** Task requirements **
Copy out each line of the material below that holds the string "this".

** Data for processing **
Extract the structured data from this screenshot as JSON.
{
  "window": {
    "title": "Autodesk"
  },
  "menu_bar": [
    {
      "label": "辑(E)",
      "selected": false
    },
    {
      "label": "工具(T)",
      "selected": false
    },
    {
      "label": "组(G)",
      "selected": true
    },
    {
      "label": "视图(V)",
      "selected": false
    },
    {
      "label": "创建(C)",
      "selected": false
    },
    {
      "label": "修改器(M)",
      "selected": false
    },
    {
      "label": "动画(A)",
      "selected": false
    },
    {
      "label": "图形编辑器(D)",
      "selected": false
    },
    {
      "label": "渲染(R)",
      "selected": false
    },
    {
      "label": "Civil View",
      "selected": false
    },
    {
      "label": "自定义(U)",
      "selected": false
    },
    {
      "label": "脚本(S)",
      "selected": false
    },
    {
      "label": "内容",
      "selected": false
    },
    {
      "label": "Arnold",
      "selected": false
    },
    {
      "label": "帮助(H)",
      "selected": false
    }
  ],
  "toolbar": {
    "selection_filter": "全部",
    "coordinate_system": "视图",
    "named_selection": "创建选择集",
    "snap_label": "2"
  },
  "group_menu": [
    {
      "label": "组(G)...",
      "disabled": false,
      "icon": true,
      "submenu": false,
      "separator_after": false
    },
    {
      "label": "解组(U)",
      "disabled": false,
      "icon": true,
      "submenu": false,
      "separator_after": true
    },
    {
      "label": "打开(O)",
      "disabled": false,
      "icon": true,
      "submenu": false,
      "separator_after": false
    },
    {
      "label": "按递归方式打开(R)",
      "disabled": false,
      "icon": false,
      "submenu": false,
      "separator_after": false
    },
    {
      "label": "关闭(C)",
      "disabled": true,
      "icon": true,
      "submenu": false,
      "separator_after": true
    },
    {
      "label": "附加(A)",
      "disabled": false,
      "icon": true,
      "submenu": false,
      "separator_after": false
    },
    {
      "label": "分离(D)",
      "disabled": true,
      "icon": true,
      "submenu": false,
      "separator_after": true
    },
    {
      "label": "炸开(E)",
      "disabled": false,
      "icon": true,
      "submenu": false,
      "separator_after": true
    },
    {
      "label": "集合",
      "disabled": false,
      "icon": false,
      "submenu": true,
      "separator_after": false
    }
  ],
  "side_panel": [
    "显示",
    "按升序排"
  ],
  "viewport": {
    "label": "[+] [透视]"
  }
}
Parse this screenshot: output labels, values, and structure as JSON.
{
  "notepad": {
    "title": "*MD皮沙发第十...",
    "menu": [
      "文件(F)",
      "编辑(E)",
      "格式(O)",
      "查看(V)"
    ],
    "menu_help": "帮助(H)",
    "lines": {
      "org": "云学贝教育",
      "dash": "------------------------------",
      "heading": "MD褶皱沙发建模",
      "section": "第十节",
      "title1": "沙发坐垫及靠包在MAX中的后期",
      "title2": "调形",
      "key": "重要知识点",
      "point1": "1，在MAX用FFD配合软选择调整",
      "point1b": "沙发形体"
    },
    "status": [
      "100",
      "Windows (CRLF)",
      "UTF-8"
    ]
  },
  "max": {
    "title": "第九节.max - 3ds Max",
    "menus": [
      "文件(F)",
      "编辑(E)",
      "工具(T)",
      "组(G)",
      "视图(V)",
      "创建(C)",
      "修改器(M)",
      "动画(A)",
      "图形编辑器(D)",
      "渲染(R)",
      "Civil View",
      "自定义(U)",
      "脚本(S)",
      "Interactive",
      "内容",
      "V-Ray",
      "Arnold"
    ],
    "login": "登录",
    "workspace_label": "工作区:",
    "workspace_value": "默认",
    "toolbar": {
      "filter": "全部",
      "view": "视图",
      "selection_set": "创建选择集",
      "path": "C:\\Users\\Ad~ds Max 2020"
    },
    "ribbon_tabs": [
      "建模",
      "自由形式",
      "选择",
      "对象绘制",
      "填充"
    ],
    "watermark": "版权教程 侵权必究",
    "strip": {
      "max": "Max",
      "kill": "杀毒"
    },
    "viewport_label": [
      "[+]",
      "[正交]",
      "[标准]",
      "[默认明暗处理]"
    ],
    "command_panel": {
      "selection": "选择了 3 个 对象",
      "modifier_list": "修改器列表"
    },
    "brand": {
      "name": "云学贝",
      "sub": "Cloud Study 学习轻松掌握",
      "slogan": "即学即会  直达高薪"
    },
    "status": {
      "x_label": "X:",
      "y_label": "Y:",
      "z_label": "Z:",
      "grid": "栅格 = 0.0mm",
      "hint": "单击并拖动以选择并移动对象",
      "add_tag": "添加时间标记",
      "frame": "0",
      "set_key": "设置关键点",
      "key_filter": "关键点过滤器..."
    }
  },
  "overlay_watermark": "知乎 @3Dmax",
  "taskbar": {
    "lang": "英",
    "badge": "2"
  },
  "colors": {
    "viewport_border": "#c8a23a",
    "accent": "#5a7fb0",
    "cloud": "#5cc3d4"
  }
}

** Worked solution **
Extract the structured data from this screenshot as JSON.
Parse this screenshot: output labels, values, and structure as JSON.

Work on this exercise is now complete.